WRITTEN INSTRUCTION: Write out the whole listing exactly as it stands.

----

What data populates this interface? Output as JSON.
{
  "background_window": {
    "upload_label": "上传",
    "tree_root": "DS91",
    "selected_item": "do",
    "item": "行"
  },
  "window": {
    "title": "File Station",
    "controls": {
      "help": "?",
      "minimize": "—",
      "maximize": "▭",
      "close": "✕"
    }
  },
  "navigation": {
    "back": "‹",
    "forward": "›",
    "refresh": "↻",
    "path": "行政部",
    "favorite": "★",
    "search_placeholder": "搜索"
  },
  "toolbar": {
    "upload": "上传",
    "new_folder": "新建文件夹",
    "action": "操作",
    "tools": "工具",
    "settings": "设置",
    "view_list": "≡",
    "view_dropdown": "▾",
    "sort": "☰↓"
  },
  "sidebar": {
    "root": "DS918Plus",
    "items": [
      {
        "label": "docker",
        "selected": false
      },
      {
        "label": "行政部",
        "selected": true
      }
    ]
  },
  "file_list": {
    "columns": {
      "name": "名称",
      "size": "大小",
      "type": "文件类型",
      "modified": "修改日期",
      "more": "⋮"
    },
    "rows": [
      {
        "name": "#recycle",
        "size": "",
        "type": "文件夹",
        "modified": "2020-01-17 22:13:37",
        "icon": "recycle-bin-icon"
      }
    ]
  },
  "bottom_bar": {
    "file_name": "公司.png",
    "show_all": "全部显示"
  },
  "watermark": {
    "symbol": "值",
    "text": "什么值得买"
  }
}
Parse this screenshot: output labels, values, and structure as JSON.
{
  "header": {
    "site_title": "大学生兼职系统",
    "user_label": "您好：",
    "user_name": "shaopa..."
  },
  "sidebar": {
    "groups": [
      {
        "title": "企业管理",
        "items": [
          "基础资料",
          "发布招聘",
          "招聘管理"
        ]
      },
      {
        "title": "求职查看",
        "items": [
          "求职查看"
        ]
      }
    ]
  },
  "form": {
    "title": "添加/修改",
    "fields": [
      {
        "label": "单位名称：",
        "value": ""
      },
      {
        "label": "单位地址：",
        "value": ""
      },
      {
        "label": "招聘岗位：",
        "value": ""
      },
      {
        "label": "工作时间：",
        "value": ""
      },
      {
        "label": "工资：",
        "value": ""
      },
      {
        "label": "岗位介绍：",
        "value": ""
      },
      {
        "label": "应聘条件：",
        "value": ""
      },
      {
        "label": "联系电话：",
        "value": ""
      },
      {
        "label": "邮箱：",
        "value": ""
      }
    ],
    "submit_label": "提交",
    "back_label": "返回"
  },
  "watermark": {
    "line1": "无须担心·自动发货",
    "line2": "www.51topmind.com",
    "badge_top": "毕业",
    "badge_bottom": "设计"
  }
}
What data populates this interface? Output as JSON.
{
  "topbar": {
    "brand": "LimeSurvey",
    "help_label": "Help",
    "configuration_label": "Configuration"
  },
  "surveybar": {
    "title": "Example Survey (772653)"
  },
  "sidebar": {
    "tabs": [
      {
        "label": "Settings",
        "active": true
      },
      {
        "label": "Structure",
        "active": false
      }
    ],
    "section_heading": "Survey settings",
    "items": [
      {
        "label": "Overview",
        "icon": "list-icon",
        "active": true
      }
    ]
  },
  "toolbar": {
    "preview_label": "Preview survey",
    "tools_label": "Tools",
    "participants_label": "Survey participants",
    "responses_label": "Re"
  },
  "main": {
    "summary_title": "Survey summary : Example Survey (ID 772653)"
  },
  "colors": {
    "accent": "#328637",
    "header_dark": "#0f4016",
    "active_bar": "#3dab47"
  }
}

----

EXPECTED ANSWER:
What data populates this interface? Output as JSON.
{
  "background_window": {
    "upload_label": "上传",
    "tree_root": "DS91",
    "selected_item": "do",
    "item": "行"
  },
  "window": {
    "title": "File Station",
    "controls": {
      "help": "?",
      "minimize": "—",
      "maximize": "▭",
      "close": "✕"
    }
  },
  "navigation": {
    "back": "‹",
    "forward": "›",
    "refresh": "↻",
    "path": "行政部",
    "favorite": "★",
    "search_placeholder": "搜索"
  },
  "toolbar": {
    "upload": "上传",
    "new_folder": "新建文件夹",
    "action": "操作",
    "tools": "工具",
    "settings": "设置",
    "view_list": "≡",
    "view_dropdown": "▾",
    "sort": "☰↓"
  },
  "sidebar": {
    "root": "DS918Plus",
    "items": [
      {
        "label": "docker",
        "selected": false
      },
      {
        "label": "行政部",
        "selected": true
      }
    ]
  },
  "file_list": {
    "columns": {
      "name": "名称",
      "size": "大小",
      "type": "文件类型",
      "modified": "修改日期",
      "more": "⋮"
    },
    "rows": [
      {
        "name": "#recycle",
        "size": "",
        "type": "文件夹",
        "modified": "2020-01-17 22:13:37",
        "icon": "recycle-bin-icon"
      }
    ]
  },
  "bottom_bar": {
    "file_name": "公司.png",
    "show_all": "全部显示"
  },
  "watermark": {
    "symbol": "值",
    "text": "什么值得买"
  }
}
Parse this screenshot: output labels, values, and structure as JSON.
{
  "header": {
    "site_title": "大学生兼职系统",
    "user_label": "您好：",
    "user_name": "shaopa..."
  },
  "sidebar": {
    "groups": [
      {
        "title": "企业管理",
        "items": [
          "基础资料",
          "发布招聘",
          "招聘管理"
        ]
      },
      {
        "title": "求职查看",
        "items": [
          "求职查看"
        ]
      }
    ]
  },
  "form": {
    "title": "添加/修改",
    "fields": [
      {
        "label": "单位名称：",
        "value": ""
      },
      {
        "label": "单位地址：",
        "value": ""
      },
      {
        "label": "招聘岗位：",
        "value": ""
      },
      {
        "label": "工作时间：",
        "value": ""
      },
      {
        "label": "工资：",
        "value": ""
      },
      {
        "label": "岗位介绍：",
        "value": ""
      },
      {
        "label": "应聘条件：",
        "value": ""
      },
      {
        "label": "联系电话：",
        "value": ""
      },
      {
        "label": "邮箱：",
        "value": ""
      }
    ],
    "submit_label": "提交",
    "back_label": "返回"
  },
  "watermark": {
    "line1": "无须担心·自动发货",
    "line2": "www.51topmind.com",
    "badge_top": "毕业",
    "badge_bottom": "设计"
  }
}
What data populates this interface? Output as JSON.
{
  "topbar": {
    "brand": "LimeSurvey",
    "help_label": "Help",
    "configuration_label": "Configuration"
  },
  "surveybar": {
    "title": "Example Survey (772653)"
  },
  "sidebar": {
    "tabs": [
      {
        "label": "Settings",
        "active": true
      },
      {
        "label": "Structure",
        "active": false
      }
    ],
    "section_heading": "Survey settings",
    "items": [
      {
        "label": "Overview",
        "icon": "list-icon",
        "active": true
      }
    ]
  },
  "toolbar": {
    "preview_label": "Preview survey",
    "tools_label": "Tools",
    "participants_label": "Survey participants",
    "responses_label": "Re"
  },
  "main": {
    "summary_title": "Survey summary : Example Survey (ID 772653)"
  },
  "colors": {
    "accent": "#328637",
    "header_dark": "#0f4016",
    "active_bar": "#3dab47"
  }
}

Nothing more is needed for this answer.